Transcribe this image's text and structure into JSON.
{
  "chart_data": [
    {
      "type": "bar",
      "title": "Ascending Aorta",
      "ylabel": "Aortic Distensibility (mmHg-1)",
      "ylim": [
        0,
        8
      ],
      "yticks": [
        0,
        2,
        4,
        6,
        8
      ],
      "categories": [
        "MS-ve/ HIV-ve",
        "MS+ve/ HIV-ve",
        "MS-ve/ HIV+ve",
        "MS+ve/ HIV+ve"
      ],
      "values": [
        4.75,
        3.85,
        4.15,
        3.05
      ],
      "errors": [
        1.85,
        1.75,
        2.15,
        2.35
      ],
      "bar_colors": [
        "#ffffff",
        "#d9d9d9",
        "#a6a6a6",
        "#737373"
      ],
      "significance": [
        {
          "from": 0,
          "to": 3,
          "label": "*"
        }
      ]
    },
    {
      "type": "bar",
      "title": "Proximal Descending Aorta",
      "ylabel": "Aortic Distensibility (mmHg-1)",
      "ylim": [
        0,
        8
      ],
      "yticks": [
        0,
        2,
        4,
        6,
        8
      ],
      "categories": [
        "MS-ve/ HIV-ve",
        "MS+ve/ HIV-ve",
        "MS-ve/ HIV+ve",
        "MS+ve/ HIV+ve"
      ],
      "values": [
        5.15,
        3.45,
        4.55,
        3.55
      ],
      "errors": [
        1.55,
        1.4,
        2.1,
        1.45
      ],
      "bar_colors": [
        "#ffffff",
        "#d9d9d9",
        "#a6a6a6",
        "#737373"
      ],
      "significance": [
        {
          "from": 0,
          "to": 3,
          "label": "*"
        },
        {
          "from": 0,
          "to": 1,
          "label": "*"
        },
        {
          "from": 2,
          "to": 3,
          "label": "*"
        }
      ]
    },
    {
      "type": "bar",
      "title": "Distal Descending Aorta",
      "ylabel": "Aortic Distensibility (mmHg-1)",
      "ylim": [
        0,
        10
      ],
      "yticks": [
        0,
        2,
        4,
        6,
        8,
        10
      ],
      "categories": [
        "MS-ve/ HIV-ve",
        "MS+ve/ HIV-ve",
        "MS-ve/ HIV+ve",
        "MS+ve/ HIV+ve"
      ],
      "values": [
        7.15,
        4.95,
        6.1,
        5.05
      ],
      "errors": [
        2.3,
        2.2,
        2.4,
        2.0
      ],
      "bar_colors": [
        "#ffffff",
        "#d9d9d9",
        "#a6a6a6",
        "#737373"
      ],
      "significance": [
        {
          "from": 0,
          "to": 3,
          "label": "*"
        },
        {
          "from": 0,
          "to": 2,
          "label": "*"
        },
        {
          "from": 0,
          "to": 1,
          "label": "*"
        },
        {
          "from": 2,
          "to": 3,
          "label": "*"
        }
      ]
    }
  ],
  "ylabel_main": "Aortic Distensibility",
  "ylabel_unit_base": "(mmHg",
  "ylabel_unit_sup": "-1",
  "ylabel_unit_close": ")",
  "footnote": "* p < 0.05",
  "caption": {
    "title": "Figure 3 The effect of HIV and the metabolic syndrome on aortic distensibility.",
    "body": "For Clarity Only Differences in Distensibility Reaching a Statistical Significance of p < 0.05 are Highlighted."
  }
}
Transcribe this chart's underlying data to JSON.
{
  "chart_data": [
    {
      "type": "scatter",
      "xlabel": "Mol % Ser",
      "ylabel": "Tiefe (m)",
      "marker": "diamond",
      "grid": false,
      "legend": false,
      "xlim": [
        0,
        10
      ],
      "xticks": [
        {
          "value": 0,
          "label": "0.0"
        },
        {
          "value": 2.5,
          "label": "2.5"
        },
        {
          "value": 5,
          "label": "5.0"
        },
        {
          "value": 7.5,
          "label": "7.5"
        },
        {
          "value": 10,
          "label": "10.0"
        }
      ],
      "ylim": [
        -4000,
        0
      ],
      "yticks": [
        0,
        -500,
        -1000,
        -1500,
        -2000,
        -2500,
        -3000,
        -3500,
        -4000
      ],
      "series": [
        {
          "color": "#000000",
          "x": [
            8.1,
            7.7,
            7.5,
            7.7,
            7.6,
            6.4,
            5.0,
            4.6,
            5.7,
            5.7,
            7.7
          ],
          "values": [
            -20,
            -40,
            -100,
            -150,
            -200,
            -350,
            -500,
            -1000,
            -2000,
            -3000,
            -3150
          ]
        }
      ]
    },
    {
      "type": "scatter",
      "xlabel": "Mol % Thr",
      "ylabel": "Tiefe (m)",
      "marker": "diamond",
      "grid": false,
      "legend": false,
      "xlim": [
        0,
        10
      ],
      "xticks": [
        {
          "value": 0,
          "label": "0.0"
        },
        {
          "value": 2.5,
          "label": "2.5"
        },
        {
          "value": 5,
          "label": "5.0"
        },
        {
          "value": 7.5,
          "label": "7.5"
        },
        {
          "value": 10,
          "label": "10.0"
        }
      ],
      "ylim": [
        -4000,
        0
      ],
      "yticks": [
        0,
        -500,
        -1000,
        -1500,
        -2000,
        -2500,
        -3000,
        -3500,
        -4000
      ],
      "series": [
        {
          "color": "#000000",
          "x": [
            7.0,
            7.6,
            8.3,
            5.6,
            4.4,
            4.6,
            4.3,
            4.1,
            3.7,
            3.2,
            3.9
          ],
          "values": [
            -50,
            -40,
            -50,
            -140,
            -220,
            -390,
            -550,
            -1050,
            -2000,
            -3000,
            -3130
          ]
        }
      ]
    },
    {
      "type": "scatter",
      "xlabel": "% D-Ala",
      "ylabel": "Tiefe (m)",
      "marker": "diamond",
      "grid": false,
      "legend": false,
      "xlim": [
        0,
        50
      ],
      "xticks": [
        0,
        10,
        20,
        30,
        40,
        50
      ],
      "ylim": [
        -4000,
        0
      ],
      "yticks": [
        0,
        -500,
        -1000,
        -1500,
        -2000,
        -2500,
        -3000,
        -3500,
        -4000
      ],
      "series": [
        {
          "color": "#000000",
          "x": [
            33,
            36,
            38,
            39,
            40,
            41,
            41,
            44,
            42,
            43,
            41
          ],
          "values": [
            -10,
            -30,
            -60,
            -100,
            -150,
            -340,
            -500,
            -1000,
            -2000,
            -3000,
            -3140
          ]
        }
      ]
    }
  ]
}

--

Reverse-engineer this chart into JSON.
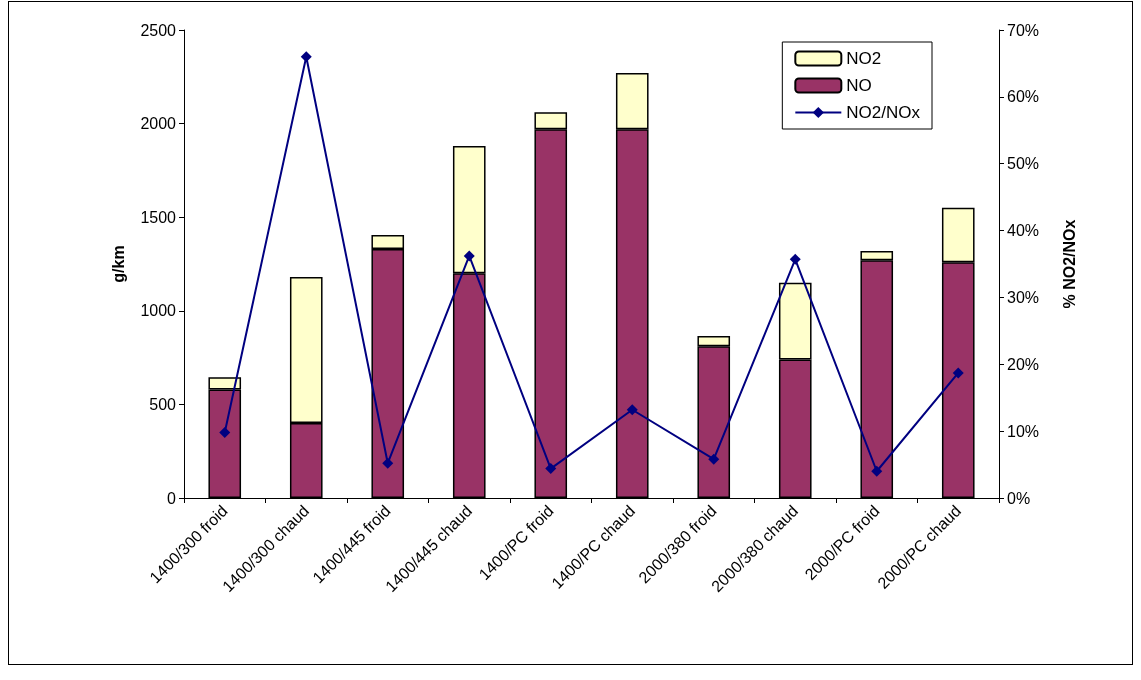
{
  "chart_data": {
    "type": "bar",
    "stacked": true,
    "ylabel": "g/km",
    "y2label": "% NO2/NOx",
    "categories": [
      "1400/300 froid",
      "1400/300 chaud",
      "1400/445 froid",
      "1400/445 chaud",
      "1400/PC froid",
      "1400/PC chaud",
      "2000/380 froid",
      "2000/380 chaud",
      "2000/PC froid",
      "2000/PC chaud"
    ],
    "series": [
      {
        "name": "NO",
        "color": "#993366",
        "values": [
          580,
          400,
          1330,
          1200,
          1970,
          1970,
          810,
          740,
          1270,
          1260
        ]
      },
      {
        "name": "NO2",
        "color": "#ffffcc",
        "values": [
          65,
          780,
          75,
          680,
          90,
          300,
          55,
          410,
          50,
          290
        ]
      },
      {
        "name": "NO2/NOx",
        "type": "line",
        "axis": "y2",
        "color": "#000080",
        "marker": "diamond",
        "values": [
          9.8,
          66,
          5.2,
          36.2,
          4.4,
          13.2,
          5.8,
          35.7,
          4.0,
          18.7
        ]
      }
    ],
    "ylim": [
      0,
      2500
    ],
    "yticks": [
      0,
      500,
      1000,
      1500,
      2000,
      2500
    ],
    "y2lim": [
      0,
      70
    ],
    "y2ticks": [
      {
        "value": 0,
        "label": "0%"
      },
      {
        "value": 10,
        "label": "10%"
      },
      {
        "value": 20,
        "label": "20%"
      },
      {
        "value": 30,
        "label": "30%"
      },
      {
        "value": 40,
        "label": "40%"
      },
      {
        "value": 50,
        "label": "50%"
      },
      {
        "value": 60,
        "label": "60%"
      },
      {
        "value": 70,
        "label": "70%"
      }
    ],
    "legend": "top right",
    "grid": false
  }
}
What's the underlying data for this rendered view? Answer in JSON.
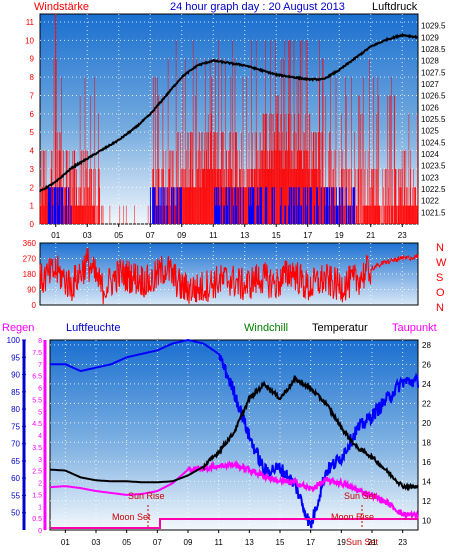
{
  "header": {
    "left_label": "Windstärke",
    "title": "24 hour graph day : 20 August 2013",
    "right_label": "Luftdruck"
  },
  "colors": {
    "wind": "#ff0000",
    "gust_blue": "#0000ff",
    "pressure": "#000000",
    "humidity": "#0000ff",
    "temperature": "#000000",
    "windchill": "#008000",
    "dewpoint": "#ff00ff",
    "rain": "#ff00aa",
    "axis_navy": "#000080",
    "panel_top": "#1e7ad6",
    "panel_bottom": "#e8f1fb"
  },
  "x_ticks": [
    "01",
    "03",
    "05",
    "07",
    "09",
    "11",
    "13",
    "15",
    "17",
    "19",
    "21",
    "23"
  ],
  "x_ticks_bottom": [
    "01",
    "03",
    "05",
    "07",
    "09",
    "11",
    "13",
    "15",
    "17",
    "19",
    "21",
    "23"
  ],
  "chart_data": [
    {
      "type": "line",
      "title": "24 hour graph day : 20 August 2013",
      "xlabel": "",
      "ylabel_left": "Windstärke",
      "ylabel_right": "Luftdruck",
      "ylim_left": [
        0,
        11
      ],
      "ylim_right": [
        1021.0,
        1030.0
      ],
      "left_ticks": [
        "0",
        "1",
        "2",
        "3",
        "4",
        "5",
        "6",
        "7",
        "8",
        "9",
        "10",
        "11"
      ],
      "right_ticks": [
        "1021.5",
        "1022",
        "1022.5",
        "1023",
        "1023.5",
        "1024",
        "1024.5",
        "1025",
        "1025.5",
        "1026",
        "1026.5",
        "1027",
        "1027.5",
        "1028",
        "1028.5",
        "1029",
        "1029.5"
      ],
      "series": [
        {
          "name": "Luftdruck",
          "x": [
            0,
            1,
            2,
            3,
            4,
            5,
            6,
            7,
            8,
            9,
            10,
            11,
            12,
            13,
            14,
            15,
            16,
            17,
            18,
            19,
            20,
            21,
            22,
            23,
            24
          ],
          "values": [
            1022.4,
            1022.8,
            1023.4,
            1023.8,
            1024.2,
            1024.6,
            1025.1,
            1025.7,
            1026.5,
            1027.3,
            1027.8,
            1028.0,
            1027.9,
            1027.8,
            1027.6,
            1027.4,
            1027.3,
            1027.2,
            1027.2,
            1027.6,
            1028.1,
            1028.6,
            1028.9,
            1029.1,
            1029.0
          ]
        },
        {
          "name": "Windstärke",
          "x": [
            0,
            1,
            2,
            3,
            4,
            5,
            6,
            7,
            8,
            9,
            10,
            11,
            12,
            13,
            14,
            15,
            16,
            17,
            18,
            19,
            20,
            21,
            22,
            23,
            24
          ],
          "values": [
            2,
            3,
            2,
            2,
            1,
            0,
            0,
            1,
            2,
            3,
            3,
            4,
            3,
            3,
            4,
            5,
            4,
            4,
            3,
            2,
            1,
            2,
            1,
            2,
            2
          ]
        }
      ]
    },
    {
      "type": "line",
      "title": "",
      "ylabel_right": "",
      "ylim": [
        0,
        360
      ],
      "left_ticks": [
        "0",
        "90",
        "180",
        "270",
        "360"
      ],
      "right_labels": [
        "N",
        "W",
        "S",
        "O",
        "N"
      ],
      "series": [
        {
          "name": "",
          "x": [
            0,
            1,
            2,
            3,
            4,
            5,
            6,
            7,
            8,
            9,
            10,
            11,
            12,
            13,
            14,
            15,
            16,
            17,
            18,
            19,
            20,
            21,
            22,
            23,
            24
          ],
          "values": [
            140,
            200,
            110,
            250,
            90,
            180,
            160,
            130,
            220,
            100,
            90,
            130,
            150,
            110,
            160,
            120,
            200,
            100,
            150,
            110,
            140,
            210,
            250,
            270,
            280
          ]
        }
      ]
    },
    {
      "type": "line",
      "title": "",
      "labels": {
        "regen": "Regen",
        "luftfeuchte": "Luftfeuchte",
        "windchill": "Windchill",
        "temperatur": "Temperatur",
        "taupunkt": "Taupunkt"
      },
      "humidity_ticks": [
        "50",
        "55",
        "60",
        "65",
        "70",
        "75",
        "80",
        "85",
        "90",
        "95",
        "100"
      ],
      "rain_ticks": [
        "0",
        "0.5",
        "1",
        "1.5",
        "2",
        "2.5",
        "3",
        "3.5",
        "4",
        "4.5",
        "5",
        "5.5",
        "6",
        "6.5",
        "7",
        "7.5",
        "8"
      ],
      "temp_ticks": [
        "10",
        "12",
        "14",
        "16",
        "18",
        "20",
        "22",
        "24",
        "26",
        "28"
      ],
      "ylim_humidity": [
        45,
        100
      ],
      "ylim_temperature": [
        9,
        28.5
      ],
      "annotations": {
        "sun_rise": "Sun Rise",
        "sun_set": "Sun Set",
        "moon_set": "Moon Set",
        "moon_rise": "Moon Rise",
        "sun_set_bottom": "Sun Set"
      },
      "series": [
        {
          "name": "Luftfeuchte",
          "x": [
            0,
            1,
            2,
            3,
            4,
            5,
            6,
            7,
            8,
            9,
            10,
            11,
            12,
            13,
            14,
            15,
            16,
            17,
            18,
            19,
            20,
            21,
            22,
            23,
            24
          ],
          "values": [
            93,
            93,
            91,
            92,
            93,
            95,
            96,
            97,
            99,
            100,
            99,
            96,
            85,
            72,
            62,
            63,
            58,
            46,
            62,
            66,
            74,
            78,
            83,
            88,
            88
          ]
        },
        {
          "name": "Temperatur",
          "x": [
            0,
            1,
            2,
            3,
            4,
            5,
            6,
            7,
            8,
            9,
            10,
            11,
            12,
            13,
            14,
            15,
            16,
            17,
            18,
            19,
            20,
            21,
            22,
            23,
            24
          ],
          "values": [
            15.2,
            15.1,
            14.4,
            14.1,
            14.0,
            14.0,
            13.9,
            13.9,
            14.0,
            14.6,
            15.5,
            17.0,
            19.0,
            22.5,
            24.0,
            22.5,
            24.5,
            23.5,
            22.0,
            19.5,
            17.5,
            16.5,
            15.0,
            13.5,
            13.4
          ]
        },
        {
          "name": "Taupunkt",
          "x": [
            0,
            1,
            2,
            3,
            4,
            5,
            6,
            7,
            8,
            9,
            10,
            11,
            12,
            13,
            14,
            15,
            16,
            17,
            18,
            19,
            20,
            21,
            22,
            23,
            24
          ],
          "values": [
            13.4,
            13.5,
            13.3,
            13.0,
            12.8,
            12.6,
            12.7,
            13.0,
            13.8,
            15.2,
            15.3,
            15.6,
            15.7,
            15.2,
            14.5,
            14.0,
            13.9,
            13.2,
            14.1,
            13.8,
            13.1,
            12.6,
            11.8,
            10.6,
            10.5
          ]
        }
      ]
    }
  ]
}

→ EXERCISE OBJECTIVE
Pick out every line with the string "this" and copy it.

→ EXERCISE SOLUTION
Transcribe this image's text and structure into JSON.
Transcribe this chart's underlying data to JSON.
Reverse-engineer this chart into JSON.
What's the underlying data for this rendered view? Answer in JSON.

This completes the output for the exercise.